→ **Prompt**
Transcribe every line of the records verbatim.

→ **Data for processing**

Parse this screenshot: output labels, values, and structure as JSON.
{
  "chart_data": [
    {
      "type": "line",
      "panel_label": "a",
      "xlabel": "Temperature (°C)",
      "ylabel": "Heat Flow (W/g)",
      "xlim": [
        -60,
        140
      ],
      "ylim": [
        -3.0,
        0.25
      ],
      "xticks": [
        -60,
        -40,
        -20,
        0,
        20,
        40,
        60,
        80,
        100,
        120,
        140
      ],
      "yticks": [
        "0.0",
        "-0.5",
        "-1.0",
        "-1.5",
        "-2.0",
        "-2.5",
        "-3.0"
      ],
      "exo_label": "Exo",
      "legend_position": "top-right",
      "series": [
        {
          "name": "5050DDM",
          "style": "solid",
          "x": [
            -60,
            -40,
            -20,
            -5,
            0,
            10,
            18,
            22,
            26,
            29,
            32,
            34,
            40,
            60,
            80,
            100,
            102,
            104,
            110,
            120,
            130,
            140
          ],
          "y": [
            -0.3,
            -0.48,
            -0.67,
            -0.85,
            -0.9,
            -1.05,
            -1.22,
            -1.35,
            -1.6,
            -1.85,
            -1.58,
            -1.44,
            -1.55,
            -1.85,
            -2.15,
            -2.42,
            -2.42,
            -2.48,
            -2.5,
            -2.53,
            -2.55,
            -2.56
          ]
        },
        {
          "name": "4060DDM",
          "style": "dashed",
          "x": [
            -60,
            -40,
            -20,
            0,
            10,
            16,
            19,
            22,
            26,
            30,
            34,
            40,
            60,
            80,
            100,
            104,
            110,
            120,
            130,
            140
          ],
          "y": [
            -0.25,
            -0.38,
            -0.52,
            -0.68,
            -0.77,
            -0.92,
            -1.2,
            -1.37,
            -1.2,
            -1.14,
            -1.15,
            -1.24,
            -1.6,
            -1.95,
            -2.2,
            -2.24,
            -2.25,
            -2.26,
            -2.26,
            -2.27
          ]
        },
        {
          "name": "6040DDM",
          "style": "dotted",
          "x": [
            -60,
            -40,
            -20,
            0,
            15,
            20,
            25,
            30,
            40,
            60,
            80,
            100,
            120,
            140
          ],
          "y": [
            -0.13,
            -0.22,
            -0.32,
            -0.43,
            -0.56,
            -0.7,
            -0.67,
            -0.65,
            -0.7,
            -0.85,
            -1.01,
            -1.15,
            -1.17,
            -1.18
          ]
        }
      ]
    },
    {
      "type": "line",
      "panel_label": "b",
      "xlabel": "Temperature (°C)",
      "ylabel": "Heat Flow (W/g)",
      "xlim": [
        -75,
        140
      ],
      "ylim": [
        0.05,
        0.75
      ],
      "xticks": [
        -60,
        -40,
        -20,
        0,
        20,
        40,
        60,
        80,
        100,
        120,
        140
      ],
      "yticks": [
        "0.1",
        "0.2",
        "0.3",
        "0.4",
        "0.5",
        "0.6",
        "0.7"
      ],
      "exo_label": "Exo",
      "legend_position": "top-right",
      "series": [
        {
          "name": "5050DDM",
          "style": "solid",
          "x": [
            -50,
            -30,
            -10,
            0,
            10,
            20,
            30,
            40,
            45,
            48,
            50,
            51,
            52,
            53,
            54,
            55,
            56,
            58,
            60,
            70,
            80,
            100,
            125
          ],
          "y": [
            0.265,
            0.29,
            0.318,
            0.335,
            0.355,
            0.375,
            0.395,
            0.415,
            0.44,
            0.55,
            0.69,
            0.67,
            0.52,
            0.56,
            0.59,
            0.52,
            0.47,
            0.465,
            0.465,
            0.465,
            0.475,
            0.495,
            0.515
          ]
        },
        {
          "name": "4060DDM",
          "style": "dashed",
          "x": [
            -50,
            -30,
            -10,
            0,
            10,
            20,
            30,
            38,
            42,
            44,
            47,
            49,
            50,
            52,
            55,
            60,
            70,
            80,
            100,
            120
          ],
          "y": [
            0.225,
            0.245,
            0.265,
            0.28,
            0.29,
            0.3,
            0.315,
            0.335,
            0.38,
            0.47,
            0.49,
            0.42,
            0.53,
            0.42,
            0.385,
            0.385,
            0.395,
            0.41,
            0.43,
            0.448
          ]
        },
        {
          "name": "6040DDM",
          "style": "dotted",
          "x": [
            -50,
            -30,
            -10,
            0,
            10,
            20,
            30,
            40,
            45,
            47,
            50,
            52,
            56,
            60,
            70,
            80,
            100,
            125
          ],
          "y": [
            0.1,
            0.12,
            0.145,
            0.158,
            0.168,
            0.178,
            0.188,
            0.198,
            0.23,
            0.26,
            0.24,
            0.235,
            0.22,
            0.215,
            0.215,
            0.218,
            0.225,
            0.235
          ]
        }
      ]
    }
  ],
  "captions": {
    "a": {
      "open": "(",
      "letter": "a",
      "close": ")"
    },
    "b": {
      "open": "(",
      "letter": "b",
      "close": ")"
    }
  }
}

→ **The completed task**
Parse this screenshot: output labels, values, and structure as JSON.
{
  "chart_data": [
    {
      "type": "line",
      "panel_label": "a",
      "xlabel": "Temperature (°C)",
      "ylabel": "Heat Flow (W/g)",
      "xlim": [
        -60,
        140
      ],
      "ylim": [
        -3.0,
        0.25
      ],
      "xticks": [
        -60,
        -40,
        -20,
        0,
        20,
        40,
        60,
        80,
        100,
        120,
        140
      ],
      "yticks": [
        "0.0",
        "-0.5",
        "-1.0",
        "-1.5",
        "-2.0",
        "-2.5",
        "-3.0"
      ],
      "exo_label": "Exo",
      "legend_position": "top-right",
      "series": [
        {
          "name": "5050DDM",
          "style": "solid",
          "x": [
            -60,
            -40,
            -20,
            -5,
            0,
            10,
            18,
            22,
            26,
            29,
            32,
            34,
            40,
            60,
            80,
            100,
            102,
            104,
            110,
            120,
            130,
            140
          ],
          "y": [
            -0.3,
            -0.48,
            -0.67,
            -0.85,
            -0.9,
            -1.05,
            -1.22,
            -1.35,
            -1.6,
            -1.85,
            -1.58,
            -1.44,
            -1.55,
            -1.85,
            -2.15,
            -2.42,
            -2.42,
            -2.48,
            -2.5,
            -2.53,
            -2.55,
            -2.56
          ]
        },
        {
          "name": "4060DDM",
          "style": "dashed",
          "x": [
            -60,
            -40,
            -20,
            0,
            10,
            16,
            19,
            22,
            26,
            30,
            34,
            40,
            60,
            80,
            100,
            104,
            110,
            120,
            130,
            140
          ],
          "y": [
            -0.25,
            -0.38,
            -0.52,
            -0.68,
            -0.77,
            -0.92,
            -1.2,
            -1.37,
            -1.2,
            -1.14,
            -1.15,
            -1.24,
            -1.6,
            -1.95,
            -2.2,
            -2.24,
            -2.25,
            -2.26,
            -2.26,
            -2.27
          ]
        },
        {
          "name": "6040DDM",
          "style": "dotted",
          "x": [
            -60,
            -40,
            -20,
            0,
            15,
            20,
            25,
            30,
            40,
            60,
            80,
            100,
            120,
            140
          ],
          "y": [
            -0.13,
            -0.22,
            -0.32,
            -0.43,
            -0.56,
            -0.7,
            -0.67,
            -0.65,
            -0.7,
            -0.85,
            -1.01,
            -1.15,
            -1.17,
            -1.18
          ]
        }
      ]
    },
    {
      "type": "line",
      "panel_label": "b",
      "xlabel": "Temperature (°C)",
      "ylabel": "Heat Flow (W/g)",
      "xlim": [
        -75,
        140
      ],
      "ylim": [
        0.05,
        0.75
      ],
      "xticks": [
        -60,
        -40,
        -20,
        0,
        20,
        40,
        60,
        80,
        100,
        120,
        140
      ],
      "yticks": [
        "0.1",
        "0.2",
        "0.3",
        "0.4",
        "0.5",
        "0.6",
        "0.7"
      ],
      "exo_label": "Exo",
      "legend_position": "top-right",
      "series": [
        {
          "name": "5050DDM",
          "style": "solid",
          "x": [
            -50,
            -30,
            -10,
            0,
            10,
            20,
            30,
            40,
            45,
            48,
            50,
            51,
            52,
            53,
            54,
            55,
            56,
            58,
            60,
            70,
            80,
            100,
            125
          ],
          "y": [
            0.265,
            0.29,
            0.318,
            0.335,
            0.355,
            0.375,
            0.395,
            0.415,
            0.44,
            0.55,
            0.69,
            0.67,
            0.52,
            0.56,
            0.59,
            0.52,
            0.47,
            0.465,
            0.465,
            0.465,
            0.475,
            0.495,
            0.515
          ]
        },
        {
          "name": "4060DDM",
          "style": "dashed",
          "x": [
            -50,
            -30,
            -10,
            0,
            10,
            20,
            30,
            38,
            42,
            44,
            47,
            49,
            50,
            52,
            55,
            60,
            70,
            80,
            100,
            120
          ],
          "y": [
            0.225,
            0.245,
            0.265,
            0.28,
            0.29,
            0.3,
            0.315,
            0.335,
            0.38,
            0.47,
            0.49,
            0.42,
            0.53,
            0.42,
            0.385,
            0.385,
            0.395,
            0.41,
            0.43,
            0.448
          ]
        },
        {
          "name": "6040DDM",
          "style": "dotted",
          "x": [
            -50,
            -30,
            -10,
            0,
            10,
            20,
            30,
            40,
            45,
            47,
            50,
            52,
            56,
            60,
            70,
            80,
            100,
            125
          ],
          "y": [
            0.1,
            0.12,
            0.145,
            0.158,
            0.168,
            0.178,
            0.188,
            0.198,
            0.23,
            0.26,
            0.24,
            0.235,
            0.22,
            0.215,
            0.215,
            0.218,
            0.225,
            0.235
          ]
        }
      ]
    }
  ],
  "captions": {
    "a": {
      "open": "(",
      "letter": "a",
      "close": ")"
    },
    "b": {
      "open": "(",
      "letter": "b",
      "close": ")"
    }
  }
}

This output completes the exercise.